THE TASK ▸
Please copy everything from the start of the records down to the line containing "bet-row[interactable]: 4570603694169648612:39:17 AM$0.000006892…", swapping "trophy-icon" for "award-icon" and leaving all else unchanged.

INPUT FOR THIS TASK ▸
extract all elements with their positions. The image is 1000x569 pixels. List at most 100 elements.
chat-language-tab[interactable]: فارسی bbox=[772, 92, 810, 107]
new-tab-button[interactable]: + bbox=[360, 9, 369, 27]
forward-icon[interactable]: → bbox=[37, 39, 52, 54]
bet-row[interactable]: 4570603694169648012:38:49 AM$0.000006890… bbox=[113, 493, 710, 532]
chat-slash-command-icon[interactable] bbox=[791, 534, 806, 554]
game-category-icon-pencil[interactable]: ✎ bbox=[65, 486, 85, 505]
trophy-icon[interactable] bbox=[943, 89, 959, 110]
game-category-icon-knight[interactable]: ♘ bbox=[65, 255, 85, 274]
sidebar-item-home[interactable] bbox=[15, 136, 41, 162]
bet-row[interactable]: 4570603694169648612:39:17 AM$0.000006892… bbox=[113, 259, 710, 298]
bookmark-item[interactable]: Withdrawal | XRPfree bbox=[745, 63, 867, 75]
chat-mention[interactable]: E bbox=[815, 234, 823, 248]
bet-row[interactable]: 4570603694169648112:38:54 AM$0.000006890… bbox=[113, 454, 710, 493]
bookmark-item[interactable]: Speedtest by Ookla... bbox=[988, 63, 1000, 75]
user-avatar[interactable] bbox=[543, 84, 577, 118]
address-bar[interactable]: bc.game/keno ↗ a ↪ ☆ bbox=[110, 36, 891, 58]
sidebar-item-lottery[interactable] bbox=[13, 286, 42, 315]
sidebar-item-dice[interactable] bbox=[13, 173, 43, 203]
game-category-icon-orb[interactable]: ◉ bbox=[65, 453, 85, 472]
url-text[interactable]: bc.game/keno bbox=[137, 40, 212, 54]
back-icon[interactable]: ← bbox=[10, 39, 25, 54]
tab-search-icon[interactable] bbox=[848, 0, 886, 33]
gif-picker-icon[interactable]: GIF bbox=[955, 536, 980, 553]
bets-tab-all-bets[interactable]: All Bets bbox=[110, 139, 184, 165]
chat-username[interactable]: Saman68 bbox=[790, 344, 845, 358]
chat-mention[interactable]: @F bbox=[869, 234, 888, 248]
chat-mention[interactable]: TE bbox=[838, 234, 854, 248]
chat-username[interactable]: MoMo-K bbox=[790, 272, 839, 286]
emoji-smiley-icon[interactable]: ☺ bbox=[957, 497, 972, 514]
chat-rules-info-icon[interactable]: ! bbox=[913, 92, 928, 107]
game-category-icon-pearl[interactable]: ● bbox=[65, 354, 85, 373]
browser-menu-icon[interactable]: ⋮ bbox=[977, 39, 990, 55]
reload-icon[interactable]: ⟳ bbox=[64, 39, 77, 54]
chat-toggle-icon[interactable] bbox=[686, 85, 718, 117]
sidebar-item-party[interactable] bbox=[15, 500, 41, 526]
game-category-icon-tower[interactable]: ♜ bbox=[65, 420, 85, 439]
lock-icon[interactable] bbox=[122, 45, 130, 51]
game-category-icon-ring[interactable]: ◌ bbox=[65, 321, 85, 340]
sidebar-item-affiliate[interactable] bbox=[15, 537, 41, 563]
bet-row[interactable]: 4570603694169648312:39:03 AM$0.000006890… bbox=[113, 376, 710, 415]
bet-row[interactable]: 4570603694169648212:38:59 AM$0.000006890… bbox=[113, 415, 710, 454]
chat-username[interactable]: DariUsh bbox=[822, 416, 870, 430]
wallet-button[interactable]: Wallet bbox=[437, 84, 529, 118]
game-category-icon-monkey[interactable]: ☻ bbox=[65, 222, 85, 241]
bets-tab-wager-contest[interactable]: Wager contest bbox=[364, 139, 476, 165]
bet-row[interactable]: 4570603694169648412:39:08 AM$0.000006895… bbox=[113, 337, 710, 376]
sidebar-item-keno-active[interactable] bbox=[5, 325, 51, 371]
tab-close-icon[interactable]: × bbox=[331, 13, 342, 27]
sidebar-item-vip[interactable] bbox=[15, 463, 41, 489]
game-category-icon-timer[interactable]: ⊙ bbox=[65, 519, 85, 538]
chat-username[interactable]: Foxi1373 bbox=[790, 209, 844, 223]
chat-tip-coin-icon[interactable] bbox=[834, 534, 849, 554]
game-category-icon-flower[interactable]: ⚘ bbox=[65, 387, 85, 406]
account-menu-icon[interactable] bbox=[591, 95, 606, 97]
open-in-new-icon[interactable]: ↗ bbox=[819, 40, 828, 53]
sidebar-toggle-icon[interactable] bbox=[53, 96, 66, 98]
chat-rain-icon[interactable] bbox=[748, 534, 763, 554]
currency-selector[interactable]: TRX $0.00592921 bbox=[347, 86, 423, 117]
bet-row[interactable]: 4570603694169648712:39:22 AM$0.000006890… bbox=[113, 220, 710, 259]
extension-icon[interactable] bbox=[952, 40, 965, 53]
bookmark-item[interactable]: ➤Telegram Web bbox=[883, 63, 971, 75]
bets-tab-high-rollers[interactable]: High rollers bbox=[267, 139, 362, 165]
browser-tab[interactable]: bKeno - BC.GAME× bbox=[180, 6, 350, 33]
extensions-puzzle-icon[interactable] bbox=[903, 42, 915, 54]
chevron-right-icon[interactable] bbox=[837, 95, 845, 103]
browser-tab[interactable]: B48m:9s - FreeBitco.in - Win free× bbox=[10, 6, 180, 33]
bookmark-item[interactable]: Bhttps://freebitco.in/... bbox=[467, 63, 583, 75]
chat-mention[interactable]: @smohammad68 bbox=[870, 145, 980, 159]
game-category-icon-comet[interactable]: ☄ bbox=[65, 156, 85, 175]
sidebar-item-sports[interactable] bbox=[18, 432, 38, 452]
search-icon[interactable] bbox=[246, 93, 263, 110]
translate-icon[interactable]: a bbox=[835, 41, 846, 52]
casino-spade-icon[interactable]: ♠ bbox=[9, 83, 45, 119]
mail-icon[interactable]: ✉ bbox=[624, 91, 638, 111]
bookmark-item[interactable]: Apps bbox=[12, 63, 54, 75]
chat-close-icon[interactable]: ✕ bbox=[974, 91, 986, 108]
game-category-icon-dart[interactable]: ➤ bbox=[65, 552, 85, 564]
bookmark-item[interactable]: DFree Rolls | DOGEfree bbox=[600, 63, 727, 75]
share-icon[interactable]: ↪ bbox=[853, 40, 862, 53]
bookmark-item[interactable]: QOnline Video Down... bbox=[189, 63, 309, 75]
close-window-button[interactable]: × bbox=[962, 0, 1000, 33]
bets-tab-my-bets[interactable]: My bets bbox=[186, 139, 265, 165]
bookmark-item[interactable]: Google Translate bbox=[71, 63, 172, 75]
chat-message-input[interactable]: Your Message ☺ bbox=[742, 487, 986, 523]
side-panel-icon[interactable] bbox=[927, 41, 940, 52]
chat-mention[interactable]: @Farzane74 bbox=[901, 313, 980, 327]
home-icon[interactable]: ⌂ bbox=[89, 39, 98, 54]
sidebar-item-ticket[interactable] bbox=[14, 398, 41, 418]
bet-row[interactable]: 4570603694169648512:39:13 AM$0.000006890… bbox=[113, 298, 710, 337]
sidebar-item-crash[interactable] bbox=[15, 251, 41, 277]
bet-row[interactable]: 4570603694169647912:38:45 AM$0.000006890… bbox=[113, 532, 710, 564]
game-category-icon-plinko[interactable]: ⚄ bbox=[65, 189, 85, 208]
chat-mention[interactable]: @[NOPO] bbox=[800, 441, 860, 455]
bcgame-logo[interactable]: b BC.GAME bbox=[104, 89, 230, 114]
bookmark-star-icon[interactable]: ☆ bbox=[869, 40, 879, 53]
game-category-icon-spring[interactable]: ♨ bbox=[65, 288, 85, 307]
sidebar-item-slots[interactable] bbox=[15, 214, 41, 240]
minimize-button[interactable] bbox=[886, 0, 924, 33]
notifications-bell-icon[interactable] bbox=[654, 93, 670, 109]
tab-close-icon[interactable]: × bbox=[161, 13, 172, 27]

FINISHED ANSWER ▸
extract all elements with their positions. The image is 1000x569 pixels. List at most 100 elements.
chat-language-tab[interactable]: فارسی bbox=[772, 92, 810, 107]
new-tab-button[interactable]: + bbox=[360, 9, 369, 27]
forward-icon[interactable]: → bbox=[37, 39, 52, 54]
bet-row[interactable]: 4570603694169648012:38:49 AM$0.000006890… bbox=[113, 493, 710, 532]
chat-slash-command-icon[interactable] bbox=[791, 534, 806, 554]
game-category-icon-pencil[interactable]: ✎ bbox=[65, 486, 85, 505]
award-icon[interactable] bbox=[943, 89, 959, 110]
game-category-icon-knight[interactable]: ♘ bbox=[65, 255, 85, 274]
sidebar-item-home[interactable] bbox=[15, 136, 41, 162]
bet-row[interactable]: 4570603694169648612:39:17 AM$0.000006892… bbox=[113, 259, 710, 298]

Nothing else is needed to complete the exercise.